Collection entries
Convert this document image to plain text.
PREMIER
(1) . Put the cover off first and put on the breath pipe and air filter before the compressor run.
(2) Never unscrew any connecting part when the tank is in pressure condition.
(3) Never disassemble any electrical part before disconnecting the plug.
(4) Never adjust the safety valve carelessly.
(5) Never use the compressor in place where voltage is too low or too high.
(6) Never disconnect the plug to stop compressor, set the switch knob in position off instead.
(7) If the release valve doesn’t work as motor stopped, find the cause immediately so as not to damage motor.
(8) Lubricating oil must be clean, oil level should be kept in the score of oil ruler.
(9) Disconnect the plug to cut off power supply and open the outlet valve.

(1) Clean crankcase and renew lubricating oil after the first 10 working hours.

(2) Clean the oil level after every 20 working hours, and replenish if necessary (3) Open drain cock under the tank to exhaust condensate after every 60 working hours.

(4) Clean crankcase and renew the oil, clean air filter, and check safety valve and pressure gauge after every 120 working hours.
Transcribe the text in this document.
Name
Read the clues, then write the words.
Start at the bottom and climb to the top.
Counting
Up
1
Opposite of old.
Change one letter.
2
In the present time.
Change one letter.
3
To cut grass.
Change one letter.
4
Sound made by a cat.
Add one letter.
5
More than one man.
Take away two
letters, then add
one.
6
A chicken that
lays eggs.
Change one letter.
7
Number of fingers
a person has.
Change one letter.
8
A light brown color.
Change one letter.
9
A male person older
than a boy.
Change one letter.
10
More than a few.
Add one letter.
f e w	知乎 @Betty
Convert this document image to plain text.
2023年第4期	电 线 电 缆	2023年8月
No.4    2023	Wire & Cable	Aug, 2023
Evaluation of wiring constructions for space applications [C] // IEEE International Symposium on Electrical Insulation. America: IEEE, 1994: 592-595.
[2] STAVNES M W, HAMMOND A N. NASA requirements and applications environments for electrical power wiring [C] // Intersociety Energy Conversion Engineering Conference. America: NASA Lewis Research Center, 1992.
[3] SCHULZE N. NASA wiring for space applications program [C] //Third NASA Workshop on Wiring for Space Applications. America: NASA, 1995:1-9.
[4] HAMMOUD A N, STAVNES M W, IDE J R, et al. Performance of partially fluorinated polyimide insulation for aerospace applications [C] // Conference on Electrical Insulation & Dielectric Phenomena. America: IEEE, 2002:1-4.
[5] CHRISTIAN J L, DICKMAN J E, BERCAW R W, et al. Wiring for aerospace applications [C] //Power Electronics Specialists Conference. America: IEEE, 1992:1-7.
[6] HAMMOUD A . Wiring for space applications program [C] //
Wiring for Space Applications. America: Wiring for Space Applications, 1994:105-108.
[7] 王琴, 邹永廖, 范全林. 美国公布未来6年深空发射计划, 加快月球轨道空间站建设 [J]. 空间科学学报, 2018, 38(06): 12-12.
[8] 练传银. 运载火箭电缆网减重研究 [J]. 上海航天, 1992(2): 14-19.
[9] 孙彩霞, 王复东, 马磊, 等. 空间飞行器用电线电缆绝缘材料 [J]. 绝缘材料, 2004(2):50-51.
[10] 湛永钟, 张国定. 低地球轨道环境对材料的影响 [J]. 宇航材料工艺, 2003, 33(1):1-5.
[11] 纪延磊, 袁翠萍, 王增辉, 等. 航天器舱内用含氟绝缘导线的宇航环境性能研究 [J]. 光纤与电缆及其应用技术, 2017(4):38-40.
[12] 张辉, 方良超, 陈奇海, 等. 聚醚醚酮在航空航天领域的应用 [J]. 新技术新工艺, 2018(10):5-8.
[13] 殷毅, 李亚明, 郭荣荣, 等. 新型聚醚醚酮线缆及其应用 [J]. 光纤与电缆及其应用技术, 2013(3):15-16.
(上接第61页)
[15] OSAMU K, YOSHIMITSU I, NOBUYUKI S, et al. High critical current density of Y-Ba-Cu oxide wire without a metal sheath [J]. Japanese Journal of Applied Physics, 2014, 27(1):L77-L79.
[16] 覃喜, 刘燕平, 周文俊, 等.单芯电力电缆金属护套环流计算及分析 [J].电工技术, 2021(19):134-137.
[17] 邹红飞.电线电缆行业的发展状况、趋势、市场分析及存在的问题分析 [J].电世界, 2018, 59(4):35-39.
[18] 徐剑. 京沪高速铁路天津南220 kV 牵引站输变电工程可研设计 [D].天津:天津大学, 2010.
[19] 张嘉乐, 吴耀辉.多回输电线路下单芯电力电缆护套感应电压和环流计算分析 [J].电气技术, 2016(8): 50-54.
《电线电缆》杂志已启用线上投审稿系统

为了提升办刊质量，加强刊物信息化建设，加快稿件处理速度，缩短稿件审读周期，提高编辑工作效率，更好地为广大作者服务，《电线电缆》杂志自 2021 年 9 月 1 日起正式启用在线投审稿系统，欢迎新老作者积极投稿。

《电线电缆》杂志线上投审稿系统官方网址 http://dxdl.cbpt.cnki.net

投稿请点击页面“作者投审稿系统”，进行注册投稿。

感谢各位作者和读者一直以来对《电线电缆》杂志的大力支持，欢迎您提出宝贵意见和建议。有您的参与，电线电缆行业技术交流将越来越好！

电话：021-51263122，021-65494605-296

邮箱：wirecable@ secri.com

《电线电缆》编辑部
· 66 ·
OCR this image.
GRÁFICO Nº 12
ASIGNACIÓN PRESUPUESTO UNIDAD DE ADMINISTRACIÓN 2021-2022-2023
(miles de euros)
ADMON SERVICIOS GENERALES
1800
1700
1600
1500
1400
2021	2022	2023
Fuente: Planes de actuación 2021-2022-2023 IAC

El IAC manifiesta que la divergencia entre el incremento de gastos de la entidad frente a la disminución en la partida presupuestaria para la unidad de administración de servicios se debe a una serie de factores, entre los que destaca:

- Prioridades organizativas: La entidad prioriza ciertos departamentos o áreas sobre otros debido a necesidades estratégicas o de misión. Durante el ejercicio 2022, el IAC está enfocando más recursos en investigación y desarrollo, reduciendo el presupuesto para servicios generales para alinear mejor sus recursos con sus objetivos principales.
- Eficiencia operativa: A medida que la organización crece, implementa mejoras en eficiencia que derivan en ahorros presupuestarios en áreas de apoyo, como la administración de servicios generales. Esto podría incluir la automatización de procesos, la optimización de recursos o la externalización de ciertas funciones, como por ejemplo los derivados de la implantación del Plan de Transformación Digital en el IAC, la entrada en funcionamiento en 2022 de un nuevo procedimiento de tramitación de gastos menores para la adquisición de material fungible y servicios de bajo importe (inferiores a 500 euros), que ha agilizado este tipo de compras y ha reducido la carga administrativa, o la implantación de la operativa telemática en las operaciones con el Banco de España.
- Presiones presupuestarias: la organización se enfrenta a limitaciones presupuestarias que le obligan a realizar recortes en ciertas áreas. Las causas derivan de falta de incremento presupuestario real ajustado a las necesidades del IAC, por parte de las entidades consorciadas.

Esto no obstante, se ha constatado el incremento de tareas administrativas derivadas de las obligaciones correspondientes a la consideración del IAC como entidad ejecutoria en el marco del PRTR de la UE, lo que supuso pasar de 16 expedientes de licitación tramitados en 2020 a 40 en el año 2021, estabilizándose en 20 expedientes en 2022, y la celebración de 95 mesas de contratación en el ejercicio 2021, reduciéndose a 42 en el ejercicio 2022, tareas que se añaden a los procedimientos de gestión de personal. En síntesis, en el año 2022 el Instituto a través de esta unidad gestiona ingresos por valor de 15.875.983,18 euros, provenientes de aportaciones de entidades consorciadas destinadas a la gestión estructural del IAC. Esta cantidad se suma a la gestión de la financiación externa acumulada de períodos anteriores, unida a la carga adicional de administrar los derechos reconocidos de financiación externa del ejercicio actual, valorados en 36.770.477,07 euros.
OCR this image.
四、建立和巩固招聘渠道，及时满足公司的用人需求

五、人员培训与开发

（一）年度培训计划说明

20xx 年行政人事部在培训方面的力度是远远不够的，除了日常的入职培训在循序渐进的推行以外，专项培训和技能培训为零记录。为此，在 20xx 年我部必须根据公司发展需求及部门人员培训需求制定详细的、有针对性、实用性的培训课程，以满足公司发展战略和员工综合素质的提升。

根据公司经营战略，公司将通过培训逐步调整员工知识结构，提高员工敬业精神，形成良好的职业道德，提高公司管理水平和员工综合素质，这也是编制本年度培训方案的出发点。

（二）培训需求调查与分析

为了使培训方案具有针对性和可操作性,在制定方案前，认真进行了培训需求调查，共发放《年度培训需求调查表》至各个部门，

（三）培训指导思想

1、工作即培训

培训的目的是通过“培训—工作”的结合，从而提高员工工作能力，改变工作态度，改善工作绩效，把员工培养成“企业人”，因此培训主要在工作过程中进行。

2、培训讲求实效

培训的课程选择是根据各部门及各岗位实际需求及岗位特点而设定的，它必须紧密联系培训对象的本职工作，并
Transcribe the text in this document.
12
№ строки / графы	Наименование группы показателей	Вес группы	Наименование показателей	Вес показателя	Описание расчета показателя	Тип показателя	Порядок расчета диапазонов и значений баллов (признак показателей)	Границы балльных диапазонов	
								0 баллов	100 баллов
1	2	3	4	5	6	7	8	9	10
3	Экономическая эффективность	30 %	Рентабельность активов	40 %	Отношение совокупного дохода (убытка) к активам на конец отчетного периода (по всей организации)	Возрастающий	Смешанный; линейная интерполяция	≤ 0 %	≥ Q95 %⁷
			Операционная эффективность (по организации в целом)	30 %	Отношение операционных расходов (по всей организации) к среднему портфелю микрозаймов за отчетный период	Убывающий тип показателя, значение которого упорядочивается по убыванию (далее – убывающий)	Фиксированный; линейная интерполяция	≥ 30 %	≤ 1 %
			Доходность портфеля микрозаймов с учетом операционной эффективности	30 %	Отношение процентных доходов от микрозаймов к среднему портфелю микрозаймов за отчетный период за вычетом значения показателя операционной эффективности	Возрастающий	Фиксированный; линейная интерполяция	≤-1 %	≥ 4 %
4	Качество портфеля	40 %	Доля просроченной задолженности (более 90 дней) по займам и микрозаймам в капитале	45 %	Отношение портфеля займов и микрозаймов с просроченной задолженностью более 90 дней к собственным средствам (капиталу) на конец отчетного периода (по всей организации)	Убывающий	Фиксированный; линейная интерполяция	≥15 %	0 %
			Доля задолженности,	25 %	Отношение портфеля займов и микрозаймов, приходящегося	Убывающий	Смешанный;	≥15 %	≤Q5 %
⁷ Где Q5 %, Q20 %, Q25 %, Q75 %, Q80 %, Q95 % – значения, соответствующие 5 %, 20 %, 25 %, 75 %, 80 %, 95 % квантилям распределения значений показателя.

▸ **Task requirements**: Work out how many lines of the listing above include the word "after". Reply with nothing but the count.

▸ **Completed exercise**: 3